WRITTEN EXERCISE: Count lines holding the string "five" in the data that follows. Reply with one number only.

RECORD LIST:

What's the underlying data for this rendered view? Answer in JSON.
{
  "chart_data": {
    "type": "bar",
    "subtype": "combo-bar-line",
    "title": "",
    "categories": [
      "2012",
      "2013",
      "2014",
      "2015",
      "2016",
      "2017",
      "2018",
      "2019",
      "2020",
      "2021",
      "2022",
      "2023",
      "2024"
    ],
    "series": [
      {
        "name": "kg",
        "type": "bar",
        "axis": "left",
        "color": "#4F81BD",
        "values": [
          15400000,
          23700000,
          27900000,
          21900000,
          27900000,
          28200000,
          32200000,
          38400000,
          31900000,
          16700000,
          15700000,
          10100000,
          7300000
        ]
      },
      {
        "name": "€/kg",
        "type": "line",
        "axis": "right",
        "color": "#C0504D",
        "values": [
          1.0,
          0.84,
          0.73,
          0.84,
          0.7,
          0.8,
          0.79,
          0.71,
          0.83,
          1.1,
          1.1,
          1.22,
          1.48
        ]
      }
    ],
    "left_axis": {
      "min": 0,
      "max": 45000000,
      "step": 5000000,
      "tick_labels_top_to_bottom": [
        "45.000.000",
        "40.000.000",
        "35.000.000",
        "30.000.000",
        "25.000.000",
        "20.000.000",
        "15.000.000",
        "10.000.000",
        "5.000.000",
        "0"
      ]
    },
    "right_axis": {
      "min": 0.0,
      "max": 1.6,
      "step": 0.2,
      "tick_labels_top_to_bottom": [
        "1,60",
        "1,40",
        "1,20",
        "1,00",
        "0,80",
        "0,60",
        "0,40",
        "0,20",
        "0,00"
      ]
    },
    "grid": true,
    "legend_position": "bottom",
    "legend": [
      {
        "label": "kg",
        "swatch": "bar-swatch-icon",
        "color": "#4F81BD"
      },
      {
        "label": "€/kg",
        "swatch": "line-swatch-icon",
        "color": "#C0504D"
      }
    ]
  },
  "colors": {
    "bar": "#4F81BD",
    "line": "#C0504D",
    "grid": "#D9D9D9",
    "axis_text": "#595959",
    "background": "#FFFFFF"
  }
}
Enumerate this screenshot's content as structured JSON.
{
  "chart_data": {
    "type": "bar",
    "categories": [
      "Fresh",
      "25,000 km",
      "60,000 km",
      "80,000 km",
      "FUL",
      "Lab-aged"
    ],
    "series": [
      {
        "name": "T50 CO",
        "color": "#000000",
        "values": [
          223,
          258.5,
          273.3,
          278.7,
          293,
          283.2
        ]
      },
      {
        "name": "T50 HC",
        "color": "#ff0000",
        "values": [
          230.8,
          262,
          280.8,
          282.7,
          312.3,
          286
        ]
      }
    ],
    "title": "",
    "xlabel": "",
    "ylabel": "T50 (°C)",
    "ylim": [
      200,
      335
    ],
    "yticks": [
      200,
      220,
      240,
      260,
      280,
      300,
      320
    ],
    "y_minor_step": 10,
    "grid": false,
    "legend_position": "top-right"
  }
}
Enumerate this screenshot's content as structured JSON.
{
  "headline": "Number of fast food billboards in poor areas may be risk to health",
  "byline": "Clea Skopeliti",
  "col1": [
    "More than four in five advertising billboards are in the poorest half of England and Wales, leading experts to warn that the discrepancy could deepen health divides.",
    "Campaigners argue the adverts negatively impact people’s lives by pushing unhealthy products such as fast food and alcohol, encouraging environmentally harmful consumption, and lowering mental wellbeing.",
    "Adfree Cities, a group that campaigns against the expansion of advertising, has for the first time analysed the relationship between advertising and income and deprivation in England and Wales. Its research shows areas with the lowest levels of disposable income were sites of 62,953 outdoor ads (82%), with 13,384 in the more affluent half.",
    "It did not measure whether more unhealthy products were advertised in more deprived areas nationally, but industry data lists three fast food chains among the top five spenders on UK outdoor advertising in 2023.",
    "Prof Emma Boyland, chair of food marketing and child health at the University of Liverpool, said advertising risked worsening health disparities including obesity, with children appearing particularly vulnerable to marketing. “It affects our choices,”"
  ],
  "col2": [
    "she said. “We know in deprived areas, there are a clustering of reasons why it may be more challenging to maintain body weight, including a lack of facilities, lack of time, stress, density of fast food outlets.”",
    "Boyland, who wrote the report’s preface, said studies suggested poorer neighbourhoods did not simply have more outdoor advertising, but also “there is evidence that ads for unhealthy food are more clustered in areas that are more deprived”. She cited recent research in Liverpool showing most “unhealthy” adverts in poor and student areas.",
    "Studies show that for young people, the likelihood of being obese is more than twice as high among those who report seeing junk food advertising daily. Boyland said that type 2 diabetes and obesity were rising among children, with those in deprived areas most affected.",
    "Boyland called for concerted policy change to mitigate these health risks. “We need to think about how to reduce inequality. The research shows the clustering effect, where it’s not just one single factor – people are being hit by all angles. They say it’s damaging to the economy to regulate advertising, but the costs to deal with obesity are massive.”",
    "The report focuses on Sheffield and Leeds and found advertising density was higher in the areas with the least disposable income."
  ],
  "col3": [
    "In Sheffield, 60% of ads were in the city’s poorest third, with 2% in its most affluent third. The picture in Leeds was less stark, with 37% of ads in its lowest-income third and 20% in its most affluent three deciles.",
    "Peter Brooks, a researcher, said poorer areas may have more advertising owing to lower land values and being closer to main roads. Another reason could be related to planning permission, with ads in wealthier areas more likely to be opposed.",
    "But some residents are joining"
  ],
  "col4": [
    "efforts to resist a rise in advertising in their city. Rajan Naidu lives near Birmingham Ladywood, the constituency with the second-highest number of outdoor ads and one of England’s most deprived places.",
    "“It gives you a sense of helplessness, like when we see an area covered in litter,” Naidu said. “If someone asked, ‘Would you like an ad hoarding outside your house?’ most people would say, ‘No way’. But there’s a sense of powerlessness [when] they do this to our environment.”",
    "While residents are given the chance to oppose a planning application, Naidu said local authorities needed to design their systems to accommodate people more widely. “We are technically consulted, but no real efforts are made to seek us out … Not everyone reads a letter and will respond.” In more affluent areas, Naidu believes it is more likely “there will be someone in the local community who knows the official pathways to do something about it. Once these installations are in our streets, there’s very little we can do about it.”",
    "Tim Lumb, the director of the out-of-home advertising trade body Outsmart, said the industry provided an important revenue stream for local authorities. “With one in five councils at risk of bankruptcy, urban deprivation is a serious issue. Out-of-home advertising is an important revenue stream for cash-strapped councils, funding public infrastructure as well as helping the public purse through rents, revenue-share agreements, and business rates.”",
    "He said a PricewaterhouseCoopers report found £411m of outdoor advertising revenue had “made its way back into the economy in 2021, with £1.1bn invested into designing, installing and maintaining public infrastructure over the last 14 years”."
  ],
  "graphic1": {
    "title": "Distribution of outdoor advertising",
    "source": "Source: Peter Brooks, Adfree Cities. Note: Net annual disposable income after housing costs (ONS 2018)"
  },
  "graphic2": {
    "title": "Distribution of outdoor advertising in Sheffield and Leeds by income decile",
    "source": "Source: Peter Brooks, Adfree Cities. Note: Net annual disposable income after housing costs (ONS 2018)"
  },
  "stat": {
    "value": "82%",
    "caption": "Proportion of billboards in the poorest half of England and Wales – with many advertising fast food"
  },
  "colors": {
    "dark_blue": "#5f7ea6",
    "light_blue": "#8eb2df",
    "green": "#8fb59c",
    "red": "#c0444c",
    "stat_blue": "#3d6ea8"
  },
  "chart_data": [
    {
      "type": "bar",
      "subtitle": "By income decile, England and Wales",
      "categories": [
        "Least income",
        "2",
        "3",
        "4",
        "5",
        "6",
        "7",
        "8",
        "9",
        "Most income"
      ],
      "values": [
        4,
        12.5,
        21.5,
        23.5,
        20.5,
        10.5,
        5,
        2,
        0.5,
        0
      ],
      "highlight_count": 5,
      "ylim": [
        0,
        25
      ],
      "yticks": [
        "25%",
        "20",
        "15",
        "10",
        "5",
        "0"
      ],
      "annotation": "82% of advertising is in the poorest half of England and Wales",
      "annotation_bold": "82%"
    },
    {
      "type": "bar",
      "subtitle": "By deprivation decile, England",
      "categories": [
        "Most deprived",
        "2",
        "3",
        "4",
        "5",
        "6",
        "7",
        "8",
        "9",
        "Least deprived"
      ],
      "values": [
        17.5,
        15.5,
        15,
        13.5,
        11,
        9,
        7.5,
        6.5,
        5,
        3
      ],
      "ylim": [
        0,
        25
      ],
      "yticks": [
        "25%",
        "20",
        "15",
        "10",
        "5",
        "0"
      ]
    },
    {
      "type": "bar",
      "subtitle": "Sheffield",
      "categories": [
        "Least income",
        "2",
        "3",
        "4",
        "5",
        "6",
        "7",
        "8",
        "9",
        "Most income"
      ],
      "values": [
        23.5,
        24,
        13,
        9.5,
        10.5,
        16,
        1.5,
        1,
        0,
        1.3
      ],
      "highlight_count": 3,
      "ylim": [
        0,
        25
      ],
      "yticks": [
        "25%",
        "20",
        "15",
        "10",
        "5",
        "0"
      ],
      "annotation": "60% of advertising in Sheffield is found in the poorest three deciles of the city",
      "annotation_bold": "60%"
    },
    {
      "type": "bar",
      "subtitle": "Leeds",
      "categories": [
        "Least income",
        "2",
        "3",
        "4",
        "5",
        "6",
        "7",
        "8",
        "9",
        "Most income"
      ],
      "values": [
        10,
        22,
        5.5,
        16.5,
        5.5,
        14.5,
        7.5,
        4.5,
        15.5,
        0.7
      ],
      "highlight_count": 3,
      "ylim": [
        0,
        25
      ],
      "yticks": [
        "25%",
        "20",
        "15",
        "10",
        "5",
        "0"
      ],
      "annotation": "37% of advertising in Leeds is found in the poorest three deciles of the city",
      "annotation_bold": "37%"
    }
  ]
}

SOLUTION TO THE EXERCISE: 3